Recorded data
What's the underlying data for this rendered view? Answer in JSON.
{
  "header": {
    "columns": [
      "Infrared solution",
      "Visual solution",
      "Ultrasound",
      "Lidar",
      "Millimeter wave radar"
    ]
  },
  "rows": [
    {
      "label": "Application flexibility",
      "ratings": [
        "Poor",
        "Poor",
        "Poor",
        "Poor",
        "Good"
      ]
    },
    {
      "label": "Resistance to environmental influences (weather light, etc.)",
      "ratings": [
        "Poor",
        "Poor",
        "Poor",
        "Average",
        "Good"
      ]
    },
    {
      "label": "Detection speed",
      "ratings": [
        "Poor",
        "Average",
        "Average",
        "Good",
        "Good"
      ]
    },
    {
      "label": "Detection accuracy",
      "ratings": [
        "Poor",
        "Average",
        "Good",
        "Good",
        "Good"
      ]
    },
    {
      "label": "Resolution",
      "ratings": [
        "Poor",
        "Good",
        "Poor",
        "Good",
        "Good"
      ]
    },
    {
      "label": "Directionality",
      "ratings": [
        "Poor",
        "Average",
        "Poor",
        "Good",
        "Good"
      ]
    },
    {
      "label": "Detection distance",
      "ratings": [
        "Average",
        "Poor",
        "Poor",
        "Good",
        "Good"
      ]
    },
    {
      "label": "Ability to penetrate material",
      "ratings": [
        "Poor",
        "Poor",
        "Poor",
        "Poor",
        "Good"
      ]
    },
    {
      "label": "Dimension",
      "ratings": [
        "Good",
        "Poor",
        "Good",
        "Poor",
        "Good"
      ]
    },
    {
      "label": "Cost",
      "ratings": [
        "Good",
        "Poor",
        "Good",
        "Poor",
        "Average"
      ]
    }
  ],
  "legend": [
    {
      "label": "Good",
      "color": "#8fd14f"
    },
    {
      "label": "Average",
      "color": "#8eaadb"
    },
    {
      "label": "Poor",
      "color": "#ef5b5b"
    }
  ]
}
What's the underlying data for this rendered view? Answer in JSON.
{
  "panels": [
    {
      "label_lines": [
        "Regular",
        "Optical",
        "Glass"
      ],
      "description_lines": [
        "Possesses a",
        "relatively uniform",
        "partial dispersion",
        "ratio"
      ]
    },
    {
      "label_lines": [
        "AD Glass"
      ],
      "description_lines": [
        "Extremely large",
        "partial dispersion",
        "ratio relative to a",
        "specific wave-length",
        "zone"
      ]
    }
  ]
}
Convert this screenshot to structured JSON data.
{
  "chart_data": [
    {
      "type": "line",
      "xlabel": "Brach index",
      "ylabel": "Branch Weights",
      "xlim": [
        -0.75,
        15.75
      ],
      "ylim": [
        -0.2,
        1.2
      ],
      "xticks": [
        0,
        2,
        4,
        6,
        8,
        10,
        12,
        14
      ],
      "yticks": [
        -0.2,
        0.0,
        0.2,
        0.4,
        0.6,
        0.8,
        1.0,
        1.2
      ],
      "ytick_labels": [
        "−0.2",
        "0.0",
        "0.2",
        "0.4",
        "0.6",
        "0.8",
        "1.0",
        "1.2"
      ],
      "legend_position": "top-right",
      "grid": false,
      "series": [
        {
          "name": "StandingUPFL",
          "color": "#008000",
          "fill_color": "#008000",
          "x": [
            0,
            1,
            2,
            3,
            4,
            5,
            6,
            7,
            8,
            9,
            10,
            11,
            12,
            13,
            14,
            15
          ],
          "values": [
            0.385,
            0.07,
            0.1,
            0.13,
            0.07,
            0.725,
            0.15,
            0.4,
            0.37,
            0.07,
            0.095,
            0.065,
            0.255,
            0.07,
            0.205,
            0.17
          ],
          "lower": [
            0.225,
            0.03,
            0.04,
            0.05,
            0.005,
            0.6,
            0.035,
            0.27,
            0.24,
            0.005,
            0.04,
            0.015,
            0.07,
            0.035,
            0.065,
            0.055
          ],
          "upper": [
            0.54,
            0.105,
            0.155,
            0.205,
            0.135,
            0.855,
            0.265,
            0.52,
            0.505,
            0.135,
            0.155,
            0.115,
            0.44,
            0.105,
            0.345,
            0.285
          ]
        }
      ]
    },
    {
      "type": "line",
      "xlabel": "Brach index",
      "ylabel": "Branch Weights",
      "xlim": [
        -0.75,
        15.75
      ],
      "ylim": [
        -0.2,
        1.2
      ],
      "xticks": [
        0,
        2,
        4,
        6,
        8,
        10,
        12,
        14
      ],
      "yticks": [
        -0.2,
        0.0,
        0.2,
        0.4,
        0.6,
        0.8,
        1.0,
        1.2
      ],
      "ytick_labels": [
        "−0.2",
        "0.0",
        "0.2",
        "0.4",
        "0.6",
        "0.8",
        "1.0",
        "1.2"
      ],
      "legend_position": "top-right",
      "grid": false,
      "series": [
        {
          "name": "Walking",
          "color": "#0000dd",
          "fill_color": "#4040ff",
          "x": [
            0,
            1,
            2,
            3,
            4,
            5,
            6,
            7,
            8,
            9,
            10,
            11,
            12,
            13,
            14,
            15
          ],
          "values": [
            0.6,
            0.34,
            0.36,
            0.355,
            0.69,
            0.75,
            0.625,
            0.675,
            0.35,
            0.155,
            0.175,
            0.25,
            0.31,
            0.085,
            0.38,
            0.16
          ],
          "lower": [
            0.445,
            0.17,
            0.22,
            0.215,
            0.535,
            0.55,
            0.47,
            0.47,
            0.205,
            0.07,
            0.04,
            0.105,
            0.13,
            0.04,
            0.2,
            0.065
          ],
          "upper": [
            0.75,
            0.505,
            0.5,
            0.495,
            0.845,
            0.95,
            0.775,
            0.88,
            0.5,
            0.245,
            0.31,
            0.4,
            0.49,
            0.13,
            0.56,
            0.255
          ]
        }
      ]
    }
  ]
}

▶ What is being asked: Transcribe all of the material exactly. Omit nothing.

▶ Answer to the exercise:
What's the underlying data for this rendered view? Answer in JSON.
{
  "header": {
    "columns": [
      "Infrared solution",
      "Visual solution",
      "Ultrasound",
      "Lidar",
      "Millimeter wave radar"
    ]
  },
  "rows": [
    {
      "label": "Application flexibility",
      "ratings": [
        "Poor",
        "Poor",
        "Poor",
        "Poor",
        "Good"
      ]
    },
    {
      "label": "Resistance to environmental influences (weather light, etc.)",
      "ratings": [
        "Poor",
        "Poor",
        "Poor",
        "Average",
        "Good"
      ]
    },
    {
      "label": "Detection speed",
      "ratings": [
        "Poor",
        "Average",
        "Average",
        "Good",
        "Good"
      ]
    },
    {
      "label": "Detection accuracy",
      "ratings": [
        "Poor",
        "Average",
        "Good",
        "Good",
        "Good"
      ]
    },
    {
      "label": "Resolution",
      "ratings": [
        "Poor",
        "Good",
        "Poor",
        "Good",
        "Good"
      ]
    },
    {
      "label": "Directionality",
      "ratings": [
        "Poor",
        "Average",
        "Poor",
        "Good",
        "Good"
      ]
    },
    {
      "label": "Detection distance",
      "ratings": [
        "Average",
        "Poor",
        "Poor",
        "Good",
        "Good"
      ]
    },
    {
      "label": "Ability to penetrate material",
      "ratings": [
        "Poor",
        "Poor",
        "Poor",
        "Poor",
        "Good"
      ]
    },
    {
      "label": "Dimension",
      "ratings": [
        "Good",
        "Poor",
        "Good",
        "Poor",
        "Good"
      ]
    },
    {
      "label": "Cost",
      "ratings": [
        "Good",
        "Poor",
        "Good",
        "Poor",
        "Average"
      ]
    }
  ],
  "legend": [
    {
      "label": "Good",
      "color": "#8fd14f"
    },
    {
      "label": "Average",
      "color": "#8eaadb"
    },
    {
      "label": "Poor",
      "color": "#ef5b5b"
    }
  ]
}
What's the underlying data for this rendered view? Answer in JSON.
{
  "panels": [
    {
      "label_lines": [
        "Regular",
        "Optical",
        "Glass"
      ],
      "description_lines": [
        "Possesses a",
        "relatively uniform",
        "partial dispersion",
        "ratio"
      ]
    },
    {
      "label_lines": [
        "AD Glass"
      ],
      "description_lines": [
        "Extremely large",
        "partial dispersion",
        "ratio relative to a",
        "specific wave-length",
        "zone"
      ]
    }
  ]
}
Convert this screenshot to structured JSON data.
{
  "chart_data": [
    {
      "type": "line",
      "xlabel": "Brach index",
      "ylabel": "Branch Weights",
      "xlim": [
        -0.75,
        15.75
      ],
      "ylim": [
        -0.2,
        1.2
      ],
      "xticks": [
        0,
        2,
        4,
        6,
        8,
        10,
        12,
        14
      ],
      "yticks": [
        -0.2,
        0.0,
        0.2,
        0.4,
        0.6,
        0.8,
        1.0,
        1.2
      ],
      "ytick_labels": [
        "−0.2",
        "0.0",
        "0.2",
        "0.4",
        "0.6",
        "0.8",
        "1.0",
        "1.2"
      ],
      "legend_position": "top-right",
      "grid": false,
      "series": [
        {
          "name": "StandingUPFL",
          "color": "#008000",
          "fill_color": "#008000",
          "x": [
            0,
            1,
            2,
            3,
            4,
            5,
            6,
            7,
            8,
            9,
            10,
            11,
            12,
            13,
            14,
            15
          ],
          "values": [
            0.385,
            0.07,
            0.1,
            0.13,
            0.07,
            0.725,
            0.15,
            0.4,
            0.37,
            0.07,
            0.095,
            0.065,
            0.255,
            0.07,
            0.205,
            0.17
          ],
          "lower": [
            0.225,
            0.03,
            0.04,
            0.05,
            0.005,
            0.6,
            0.035,
            0.27,
            0.24,
            0.005,
            0.04,
            0.015,
            0.07,
            0.035,
            0.065,
            0.055
          ],
          "upper": [
            0.54,
            0.105,
            0.155,
            0.205,
            0.135,
            0.855,
            0.265,
            0.52,
            0.505,
            0.135,
            0.155,
            0.115,
            0.44,
            0.105,
            0.345,
            0.285
          ]
        }
      ]
    },
    {
      "type": "line",
      "xlabel": "Brach index",
      "ylabel": "Branch Weights",
      "xlim": [
        -0.75,
        15.75
      ],
      "ylim": [
        -0.2,
        1.2
      ],
      "xticks": [
        0,
        2,
        4,
        6,
        8,
        10,
        12,
        14
      ],
      "yticks": [
        -0.2,
        0.0,
        0.2,
        0.4,
        0.6,
        0.8,
        1.0,
        1.2
      ],
      "ytick_labels": [
        "−0.2",
        "0.0",
        "0.2",
        "0.4",
        "0.6",
        "0.8",
        "1.0",
        "1.2"
      ],
      "legend_position": "top-right",
      "grid": false,
      "series": [
        {
          "name": "Walking",
          "color": "#0000dd",
          "fill_color": "#4040ff",
          "x": [
            0,
            1,
            2,
            3,
            4,
            5,
            6,
            7,
            8,
            9,
            10,
            11,
            12,
            13,
            14,
            15
          ],
          "values": [
            0.6,
            0.34,
            0.36,
            0.355,
            0.69,
            0.75,
            0.625,
            0.675,
            0.35,
            0.155,
            0.175,
            0.25,
            0.31,
            0.085,
            0.38,
            0.16
          ],
          "lower": [
            0.445,
            0.17,
            0.22,
            0.215,
            0.535,
            0.55,
            0.47,
            0.47,
            0.205,
            0.07,
            0.04,
            0.105,
            0.13,
            0.04,
            0.2,
            0.065
          ],
          "upper": [
            0.75,
            0.505,
            0.5,
            0.495,
            0.845,
            0.95,
            0.775,
            0.88,
            0.5,
            0.245,
            0.31,
            0.4,
            0.49,
            0.13,
            0.56,
            0.255
          ]
        }
      ]
    }
  ]
}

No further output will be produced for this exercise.